— BEGIN RECORDS PROVIDED —

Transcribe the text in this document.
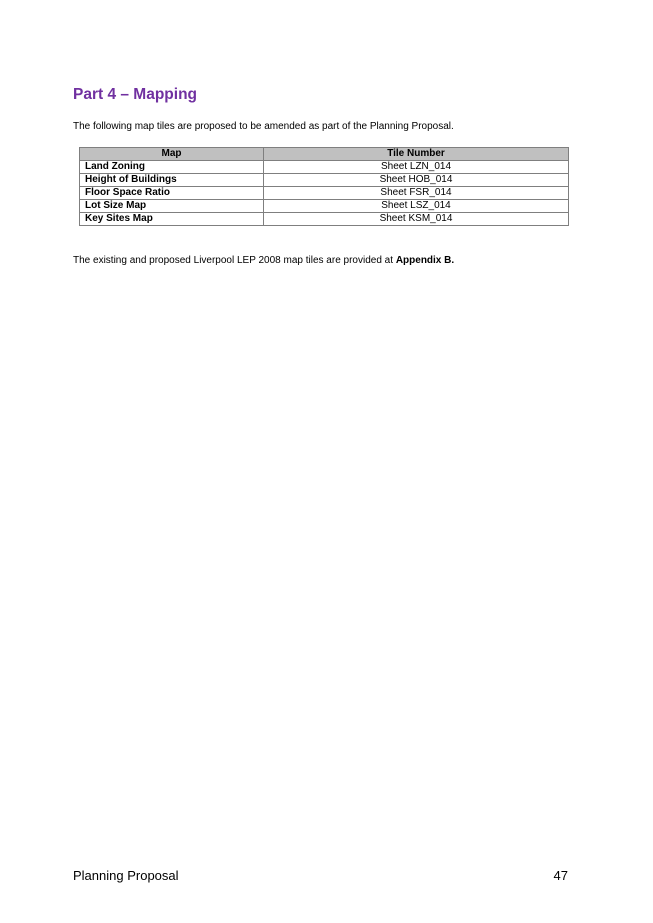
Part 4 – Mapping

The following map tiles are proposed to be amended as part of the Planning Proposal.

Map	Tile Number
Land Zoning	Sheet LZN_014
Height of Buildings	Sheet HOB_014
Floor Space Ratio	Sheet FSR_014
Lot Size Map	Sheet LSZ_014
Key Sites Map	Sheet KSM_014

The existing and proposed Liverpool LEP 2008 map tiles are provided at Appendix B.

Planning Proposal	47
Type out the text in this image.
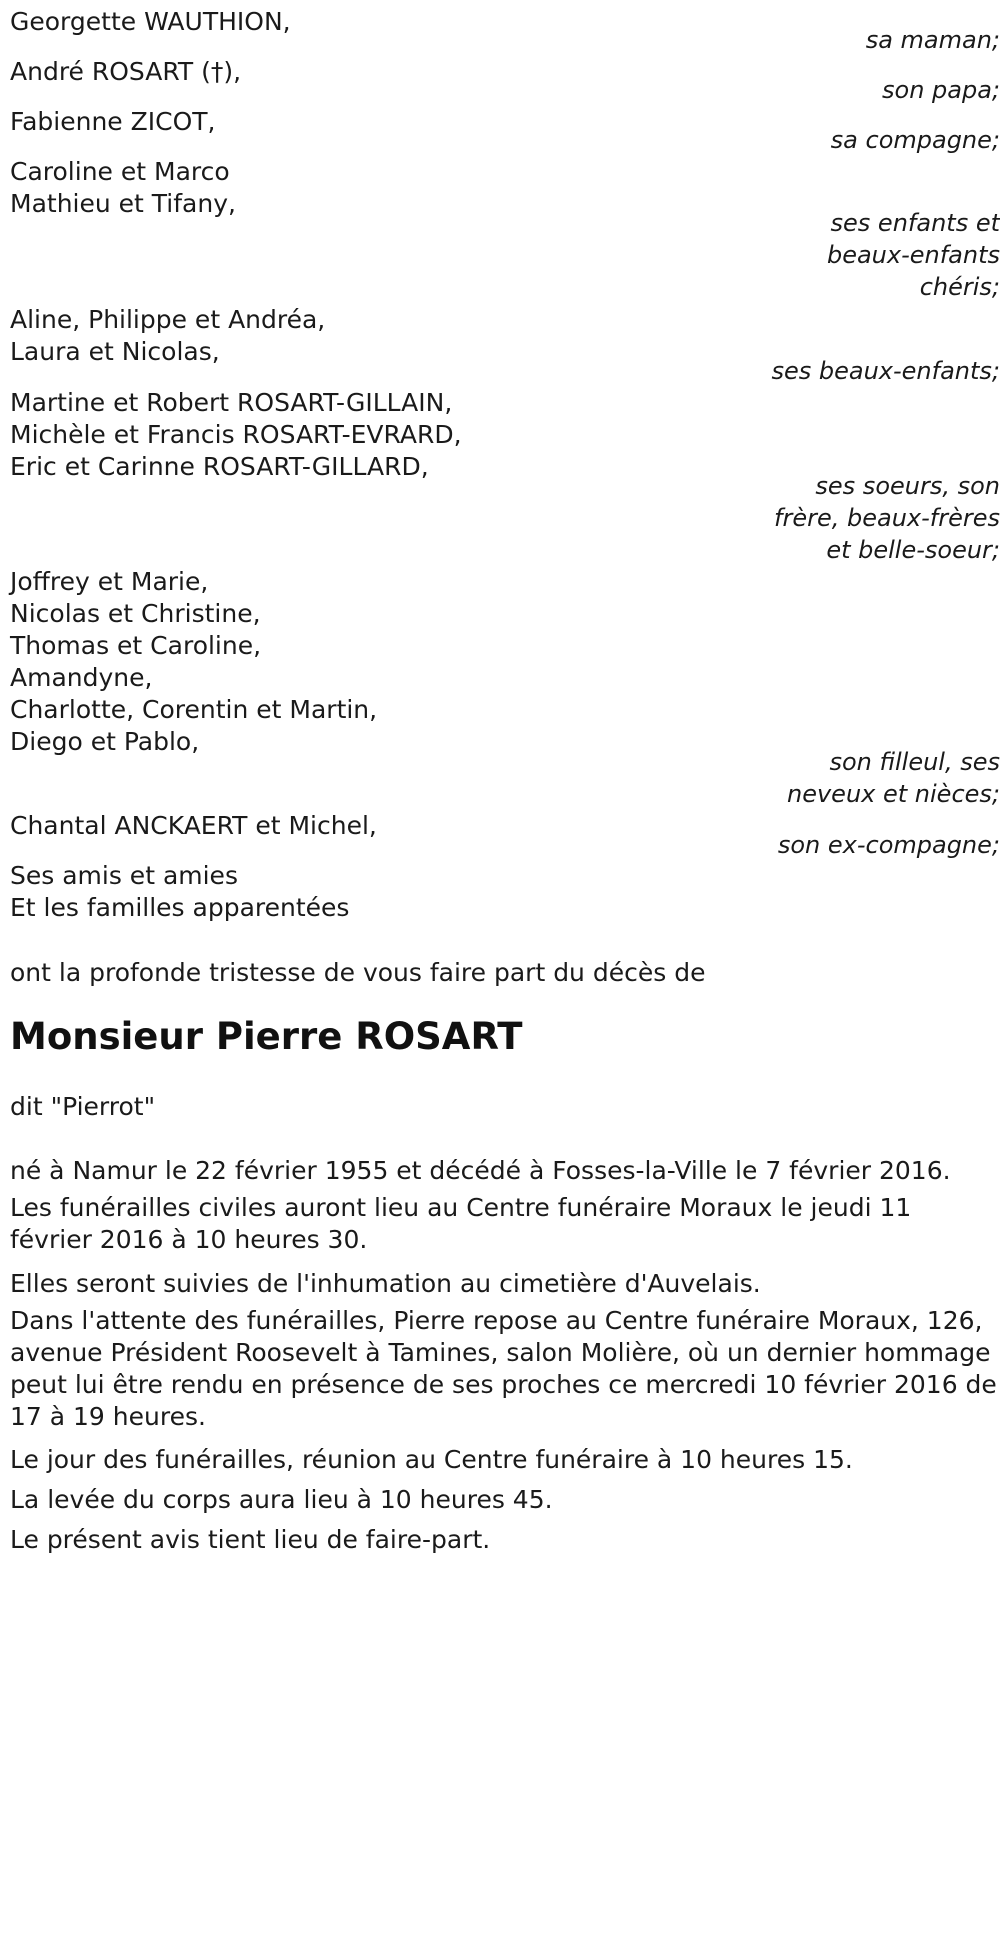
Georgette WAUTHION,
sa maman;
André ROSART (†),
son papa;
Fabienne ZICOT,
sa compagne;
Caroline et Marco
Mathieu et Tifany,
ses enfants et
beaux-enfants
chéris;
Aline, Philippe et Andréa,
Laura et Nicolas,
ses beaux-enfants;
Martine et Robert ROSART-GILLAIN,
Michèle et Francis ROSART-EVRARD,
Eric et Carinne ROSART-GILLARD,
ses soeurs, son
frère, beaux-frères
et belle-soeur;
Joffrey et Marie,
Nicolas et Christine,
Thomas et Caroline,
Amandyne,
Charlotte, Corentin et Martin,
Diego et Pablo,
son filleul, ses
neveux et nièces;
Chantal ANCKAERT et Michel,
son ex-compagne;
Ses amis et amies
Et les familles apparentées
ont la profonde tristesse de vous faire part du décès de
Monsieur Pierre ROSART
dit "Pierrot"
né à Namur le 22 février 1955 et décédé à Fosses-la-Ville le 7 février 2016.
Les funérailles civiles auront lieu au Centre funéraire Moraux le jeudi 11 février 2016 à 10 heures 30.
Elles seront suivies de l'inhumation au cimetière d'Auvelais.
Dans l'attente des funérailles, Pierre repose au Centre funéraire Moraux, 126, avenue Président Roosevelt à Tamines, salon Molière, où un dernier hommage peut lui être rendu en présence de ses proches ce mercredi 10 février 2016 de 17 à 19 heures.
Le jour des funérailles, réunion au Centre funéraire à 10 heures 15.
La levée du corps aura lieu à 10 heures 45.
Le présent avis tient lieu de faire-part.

— END RECORDS PROVIDED —

Images do not belong in the copy; reproduce all other parts of the records above verbatim.

* **EXERCISE ANSWER**
Transcribe the text in this document.
Part 4 – Mapping

The following map tiles are proposed to be amended as part of the Planning Proposal.

Map	Tile Number
Land Zoning	Sheet LZN_014
Height of Buildings	Sheet HOB_014
Floor Space Ratio	Sheet FSR_014
Lot Size Map	Sheet LSZ_014
Key Sites Map	Sheet KSM_014

The existing and proposed Liverpool LEP 2008 map tiles are provided at Appendix B.

Planning Proposal	47
Type out the text in this image.
Georgette WAUTHION,
sa maman;
André ROSART (†),
son papa;
Fabienne ZICOT,
sa compagne;
Caroline et Marco
Mathieu et Tifany,
ses enfants et
beaux-enfants
chéris;
Aline, Philippe et Andréa,
Laura et Nicolas,
ses beaux-enfants;
Martine et Robert ROSART-GILLAIN,
Michèle et Francis ROSART-EVRARD,
Eric et Carinne ROSART-GILLARD,
ses soeurs, son
frère, beaux-frères
et belle-soeur;
Joffrey et Marie,
Nicolas et Christine,
Thomas et Caroline,
Amandyne,
Charlotte, Corentin et Martin,
Diego et Pablo,
son filleul, ses
neveux et nièces;
Chantal ANCKAERT et Michel,
son ex-compagne;
Ses amis et amies
Et les familles apparentées
ont la profonde tristesse de vous faire part du décès de
Monsieur Pierre ROSART
dit "Pierrot"
né à Namur le 22 février 1955 et décédé à Fosses-la-Ville le 7 février 2016.
Les funérailles civiles auront lieu au Centre funéraire Moraux le jeudi 11 février 2016 à 10 heures 30.
Elles seront suivies de l'inhumation au cimetière d'Auvelais.
Dans l'attente des funérailles, Pierre repose au Centre funéraire Moraux, 126, avenue Président Roosevelt à Tamines, salon Molière, où un dernier hommage peut lui être rendu en présence de ses proches ce mercredi 10 février 2016 de 17 à 19 heures.
Le jour des funérailles, réunion au Centre funéraire à 10 heures 15.
La levée du corps aura lieu à 10 heures 45.
Le présent avis tient lieu de faire-part.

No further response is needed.